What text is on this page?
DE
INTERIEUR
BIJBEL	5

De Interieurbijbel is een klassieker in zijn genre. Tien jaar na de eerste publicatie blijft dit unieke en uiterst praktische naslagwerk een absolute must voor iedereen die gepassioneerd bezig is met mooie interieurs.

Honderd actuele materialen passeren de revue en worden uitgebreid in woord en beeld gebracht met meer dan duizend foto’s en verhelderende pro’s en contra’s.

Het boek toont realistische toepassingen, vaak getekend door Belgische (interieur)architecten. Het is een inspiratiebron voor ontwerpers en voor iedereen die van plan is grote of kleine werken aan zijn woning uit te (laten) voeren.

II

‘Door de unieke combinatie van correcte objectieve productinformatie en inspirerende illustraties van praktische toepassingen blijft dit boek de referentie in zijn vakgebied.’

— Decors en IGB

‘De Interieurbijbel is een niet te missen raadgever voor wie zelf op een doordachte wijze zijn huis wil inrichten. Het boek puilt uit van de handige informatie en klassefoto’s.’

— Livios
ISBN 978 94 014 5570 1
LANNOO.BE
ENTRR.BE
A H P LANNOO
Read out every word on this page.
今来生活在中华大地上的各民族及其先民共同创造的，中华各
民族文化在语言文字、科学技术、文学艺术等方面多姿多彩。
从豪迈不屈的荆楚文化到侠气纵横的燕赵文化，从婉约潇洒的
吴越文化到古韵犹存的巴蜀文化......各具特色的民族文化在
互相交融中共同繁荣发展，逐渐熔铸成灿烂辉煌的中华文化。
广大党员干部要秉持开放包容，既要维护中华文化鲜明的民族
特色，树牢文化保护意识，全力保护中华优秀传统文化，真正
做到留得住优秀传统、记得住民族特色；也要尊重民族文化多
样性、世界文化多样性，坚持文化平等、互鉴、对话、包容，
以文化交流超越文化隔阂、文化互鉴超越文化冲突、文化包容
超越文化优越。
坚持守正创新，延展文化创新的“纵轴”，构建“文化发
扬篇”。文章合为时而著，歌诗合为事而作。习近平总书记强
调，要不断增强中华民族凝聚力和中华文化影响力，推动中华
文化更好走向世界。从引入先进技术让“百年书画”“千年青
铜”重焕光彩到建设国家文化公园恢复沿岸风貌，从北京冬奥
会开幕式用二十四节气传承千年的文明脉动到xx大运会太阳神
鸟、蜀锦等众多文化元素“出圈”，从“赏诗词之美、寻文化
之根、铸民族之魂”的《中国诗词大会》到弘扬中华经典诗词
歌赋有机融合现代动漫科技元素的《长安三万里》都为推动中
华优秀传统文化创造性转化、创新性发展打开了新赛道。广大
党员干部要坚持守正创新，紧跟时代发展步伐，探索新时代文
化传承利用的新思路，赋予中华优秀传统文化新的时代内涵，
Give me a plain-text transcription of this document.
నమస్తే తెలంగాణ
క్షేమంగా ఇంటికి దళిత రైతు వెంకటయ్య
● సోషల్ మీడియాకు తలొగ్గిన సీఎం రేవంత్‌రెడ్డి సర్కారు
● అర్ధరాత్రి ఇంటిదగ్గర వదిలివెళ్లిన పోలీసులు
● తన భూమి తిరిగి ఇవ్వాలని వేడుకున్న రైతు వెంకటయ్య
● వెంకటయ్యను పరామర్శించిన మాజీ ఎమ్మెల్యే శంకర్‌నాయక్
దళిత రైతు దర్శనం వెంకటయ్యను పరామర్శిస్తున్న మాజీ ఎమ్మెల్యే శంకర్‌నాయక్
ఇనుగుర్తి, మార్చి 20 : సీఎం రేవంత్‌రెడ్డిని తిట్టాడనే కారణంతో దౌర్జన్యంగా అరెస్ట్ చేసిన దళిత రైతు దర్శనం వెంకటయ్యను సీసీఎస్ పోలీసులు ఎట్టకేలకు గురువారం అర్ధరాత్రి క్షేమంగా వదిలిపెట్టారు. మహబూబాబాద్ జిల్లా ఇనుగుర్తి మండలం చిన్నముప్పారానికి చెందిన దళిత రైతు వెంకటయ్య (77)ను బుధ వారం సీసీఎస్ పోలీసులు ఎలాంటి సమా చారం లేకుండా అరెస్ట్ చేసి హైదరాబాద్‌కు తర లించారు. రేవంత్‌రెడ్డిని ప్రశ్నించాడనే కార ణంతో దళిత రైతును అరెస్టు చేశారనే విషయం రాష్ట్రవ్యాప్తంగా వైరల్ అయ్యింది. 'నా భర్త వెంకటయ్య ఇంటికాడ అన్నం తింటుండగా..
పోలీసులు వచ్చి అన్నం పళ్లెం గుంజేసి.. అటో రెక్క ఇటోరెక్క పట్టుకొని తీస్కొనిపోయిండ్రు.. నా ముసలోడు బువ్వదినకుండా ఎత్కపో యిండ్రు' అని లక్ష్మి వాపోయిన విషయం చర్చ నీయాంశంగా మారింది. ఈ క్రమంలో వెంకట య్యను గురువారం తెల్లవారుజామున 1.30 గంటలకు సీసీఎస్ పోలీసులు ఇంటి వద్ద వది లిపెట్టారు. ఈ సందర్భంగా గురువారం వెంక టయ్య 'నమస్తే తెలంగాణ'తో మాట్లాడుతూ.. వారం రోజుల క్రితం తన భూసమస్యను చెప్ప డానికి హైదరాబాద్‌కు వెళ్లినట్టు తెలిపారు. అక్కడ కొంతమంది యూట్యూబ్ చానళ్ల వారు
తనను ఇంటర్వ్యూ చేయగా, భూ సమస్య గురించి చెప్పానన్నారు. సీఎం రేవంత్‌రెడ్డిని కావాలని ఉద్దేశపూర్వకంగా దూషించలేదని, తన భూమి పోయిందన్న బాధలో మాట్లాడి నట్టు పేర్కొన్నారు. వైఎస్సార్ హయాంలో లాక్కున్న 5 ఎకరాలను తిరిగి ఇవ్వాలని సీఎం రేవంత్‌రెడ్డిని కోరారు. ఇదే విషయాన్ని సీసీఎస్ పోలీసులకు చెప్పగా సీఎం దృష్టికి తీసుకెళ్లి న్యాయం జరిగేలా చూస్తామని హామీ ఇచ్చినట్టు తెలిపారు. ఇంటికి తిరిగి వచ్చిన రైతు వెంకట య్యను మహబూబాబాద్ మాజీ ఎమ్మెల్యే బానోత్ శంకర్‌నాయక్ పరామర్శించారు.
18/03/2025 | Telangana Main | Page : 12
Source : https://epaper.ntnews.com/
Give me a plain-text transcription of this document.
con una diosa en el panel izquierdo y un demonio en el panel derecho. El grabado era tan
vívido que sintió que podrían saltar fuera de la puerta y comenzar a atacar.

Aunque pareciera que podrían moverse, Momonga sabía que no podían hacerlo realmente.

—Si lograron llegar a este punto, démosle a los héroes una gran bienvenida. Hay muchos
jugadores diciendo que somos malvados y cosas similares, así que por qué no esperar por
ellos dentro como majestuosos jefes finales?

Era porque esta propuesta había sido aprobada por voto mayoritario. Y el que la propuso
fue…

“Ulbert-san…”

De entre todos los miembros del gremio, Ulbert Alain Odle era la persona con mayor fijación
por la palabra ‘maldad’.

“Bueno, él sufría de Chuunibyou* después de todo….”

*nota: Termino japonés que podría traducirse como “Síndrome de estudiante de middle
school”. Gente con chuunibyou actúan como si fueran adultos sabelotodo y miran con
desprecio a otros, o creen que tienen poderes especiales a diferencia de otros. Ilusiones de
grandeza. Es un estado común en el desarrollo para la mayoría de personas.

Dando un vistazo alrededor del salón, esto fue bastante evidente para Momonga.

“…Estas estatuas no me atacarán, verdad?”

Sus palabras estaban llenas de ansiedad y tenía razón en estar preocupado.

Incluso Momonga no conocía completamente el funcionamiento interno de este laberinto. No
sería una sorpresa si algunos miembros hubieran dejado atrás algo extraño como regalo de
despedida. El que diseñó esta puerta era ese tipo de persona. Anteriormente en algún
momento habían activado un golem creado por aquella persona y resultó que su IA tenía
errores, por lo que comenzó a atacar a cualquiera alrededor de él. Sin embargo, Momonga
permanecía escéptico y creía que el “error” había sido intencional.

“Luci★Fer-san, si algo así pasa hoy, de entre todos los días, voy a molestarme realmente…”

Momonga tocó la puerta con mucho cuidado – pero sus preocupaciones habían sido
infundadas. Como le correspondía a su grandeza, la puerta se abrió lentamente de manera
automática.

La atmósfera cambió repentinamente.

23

_THE REQUEST_
From the entries above, return each line with the word "unieke" in it.

_RESPONSE TO THE EXERCISE_
De Interieurbijbel is een klassieker in zijn genre. Tien jaar na de eerste publicatie blijft dit unieke en uiterst praktische naslagwerk een absolute must voor iedereen die gepassioneerd bezig is met mooie interieurs.
‘Door de unieke combinatie van correcte objectieve productinformatie en inspirerende illustraties van praktische toepassingen blijft dit boek de referentie in zijn vakgebied.’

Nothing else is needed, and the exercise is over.